(Records from a data collection)
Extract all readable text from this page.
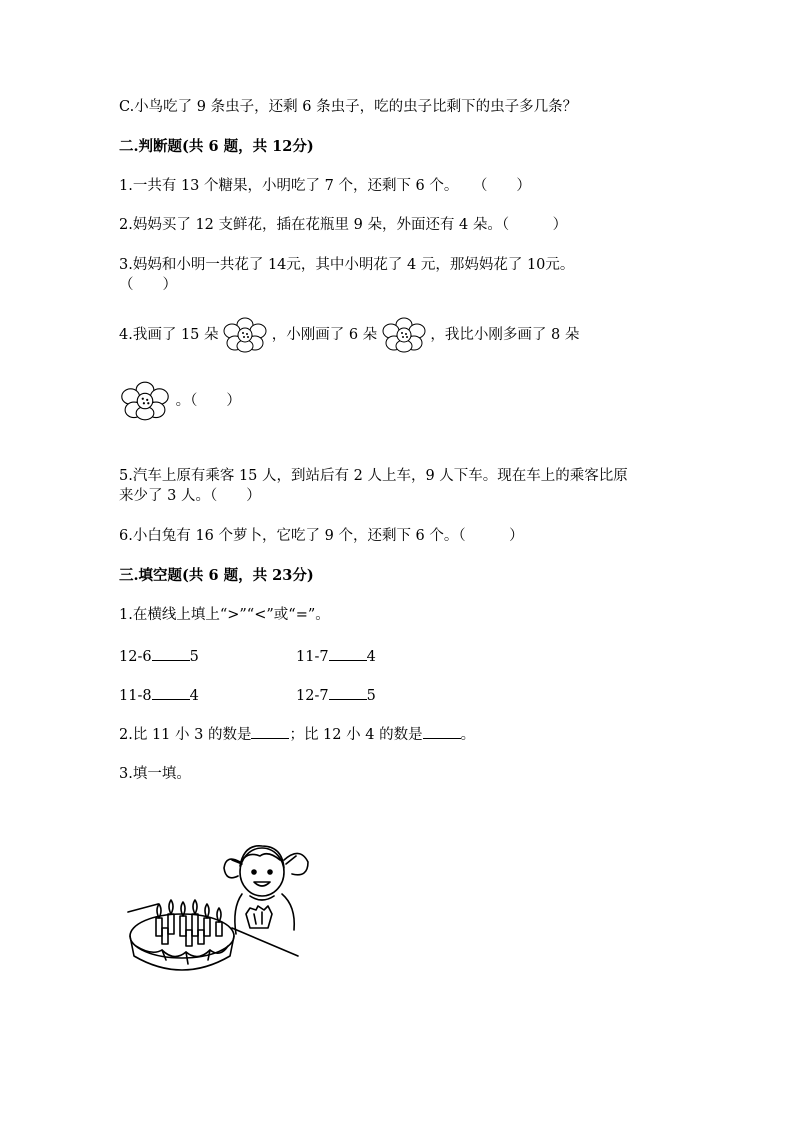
C.小鸟吃了 9 条虫子，还剩 6 条虫子，吃的虫子比剩下的虫子多几条？
二.判断题(共 6 题，共 12分)
1.一共有 13 个糖果，小明吃了 7 个，还剩下 6 个。　　（　　）
2.妈妈买了 12 支鲜花，插在花瓶里 9 朵，外面还有 4 朵。（　　　）
3.妈妈和小明一共花了 14元，其中小明花了 4 元，那妈妈花了 10元。
（　　）
4.我画了 15 朵	，小刚画了 6 朵	，我比小刚多画了 8 朵
。（　　）
5.汽车上原有乘客 15 人，到站后有 2 人上车，9 人下车。现在车上的乘客比原
来少了 3 人。（　　）
6.小白兔有 16 个萝卜，它吃了 9 个，还剩下 6 个。（　　　）
三.填空题(共 6 题，共 23分)
1.在横线上填上“>”“<”或“=”。
12-6	5	11-7	4
11-8	4	12-7	5
2.比 11 小 3 的数是	；比 12 小 4 的数是	。
3.填一填。
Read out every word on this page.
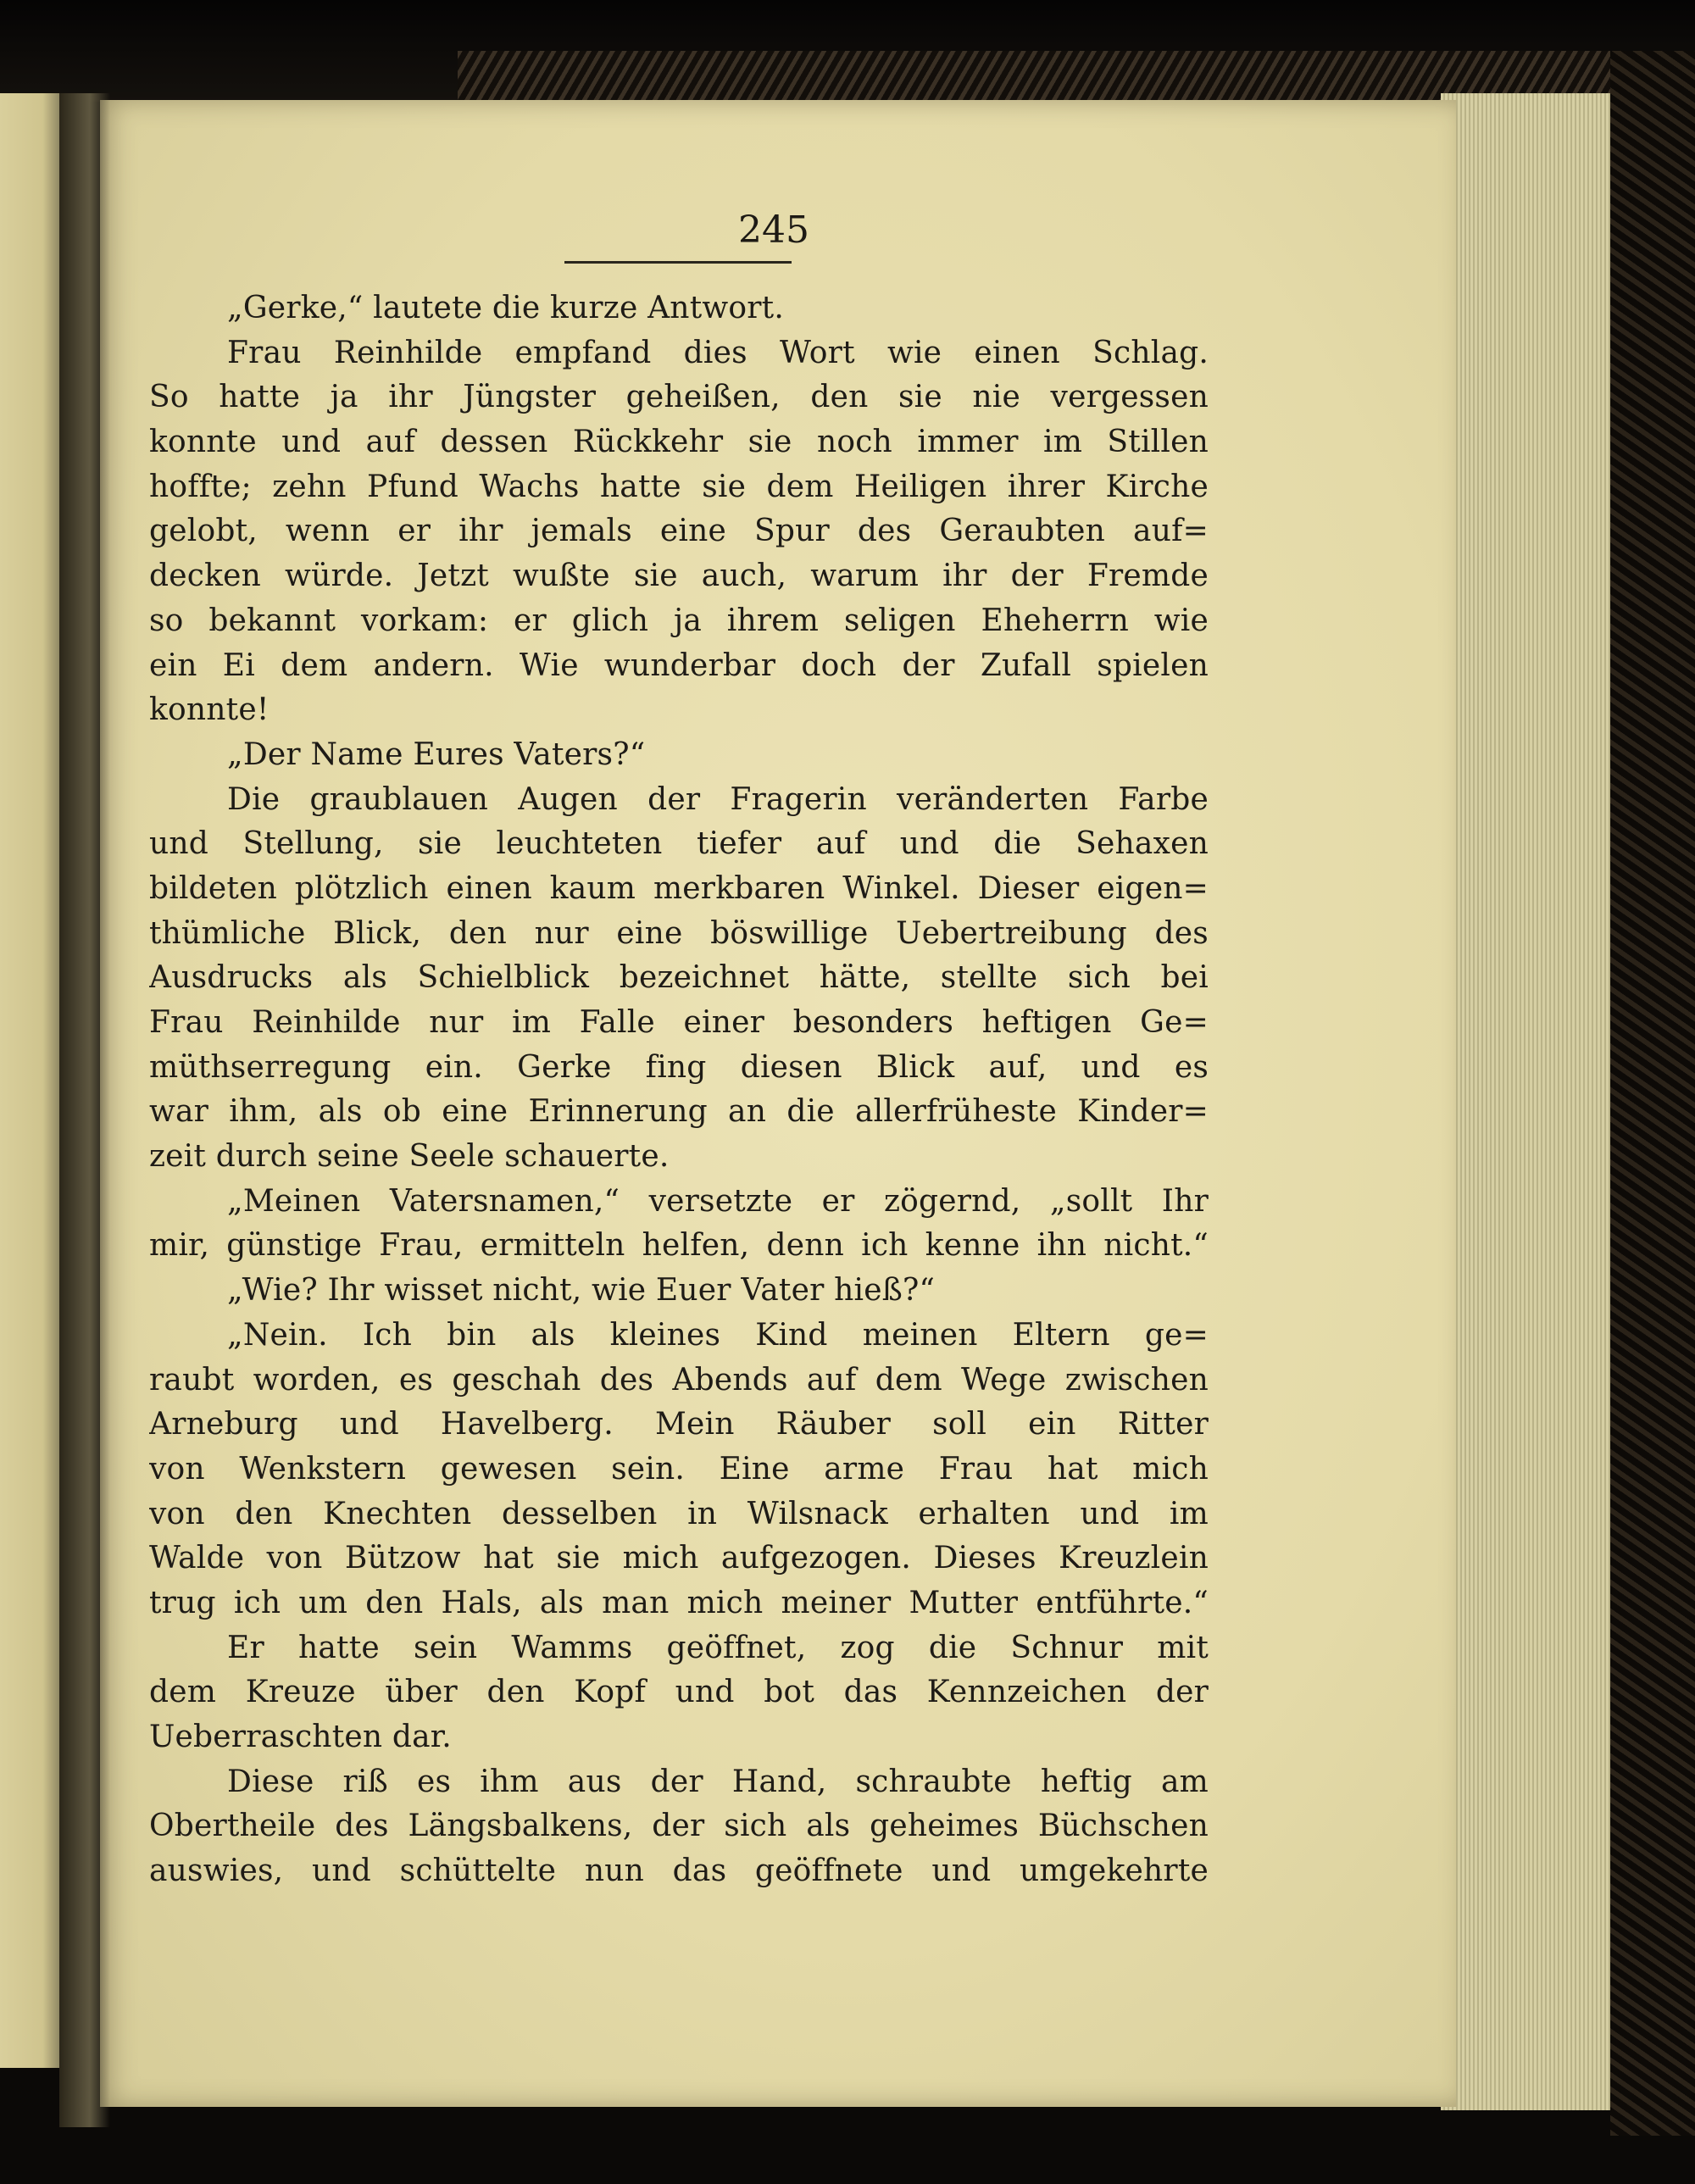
245
„Gerke,“ lautete die kurze Antwort.
Frau Reinhilde empfand dies Wort wie einen Schlag.
So hatte ja ihr Jüngster geheißen, den sie nie vergessen
konnte und auf dessen Rückkehr sie noch immer im Stillen
hoffte; zehn Pfund Wachs hatte sie dem Heiligen ihrer Kirche
gelobt, wenn er ihr jemals eine Spur des Geraubten auf=
decken würde. Jetzt wußte sie auch, warum ihr der Fremde
so bekannt vorkam: er glich ja ihrem seligen Eheherrn wie
ein Ei dem andern. Wie wunderbar doch der Zufall spielen
konnte!
„Der Name Eures Vaters?“
Die graublauen Augen der Fragerin veränderten Farbe
und Stellung, sie leuchteten tiefer auf und die Sehaxen
bildeten plötzlich einen kaum merkbaren Winkel. Dieser eigen=
thümliche Blick, den nur eine böswillige Uebertreibung des
Ausdrucks als Schielblick bezeichnet hätte, stellte sich bei
Frau Reinhilde nur im Falle einer besonders heftigen Ge=
müthserregung ein. Gerke fing diesen Blick auf, und es
war ihm, als ob eine Erinnerung an die allerfrüheste Kinder=
zeit durch seine Seele schauerte.
„Meinen Vatersnamen,“ versetzte er zögernd, „sollt Ihr
mir, günstige Frau, ermitteln helfen, denn ich kenne ihn nicht.“
„Wie? Ihr wisset nicht, wie Euer Vater hieß?“
„Nein. Ich bin als kleines Kind meinen Eltern ge=
raubt worden, es geschah des Abends auf dem Wege zwischen
Arneburg und Havelberg. Mein Räuber soll ein Ritter
von Wenkstern gewesen sein. Eine arme Frau hat mich
von den Knechten desselben in Wilsnack erhalten und im
Walde von Bützow hat sie mich aufgezogen. Dieses Kreuzlein
trug ich um den Hals, als man mich meiner Mutter entführte.“
Er hatte sein Wamms geöffnet, zog die Schnur mit
dem Kreuze über den Kopf und bot das Kennzeichen der
Ueberraschten dar.
Diese riß es ihm aus der Hand, schraubte heftig am
Obertheile des Längsbalkens, der sich als geheimes Büchschen
auswies, und schüttelte nun das geöffnete und umgekehrte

| What you should do |
Where a line holds "Frau", copy that line.

| Finished exercise |
Frau Reinhilde empfand dies Wort wie einen Schlag.
Frau Reinhilde nur im Falle einer besonders heftigen Ge=
mir, günstige Frau, ermitteln helfen, denn ich kenne ihn nicht.“
von Wenkstern gewesen sein. Eine arme Frau hat mich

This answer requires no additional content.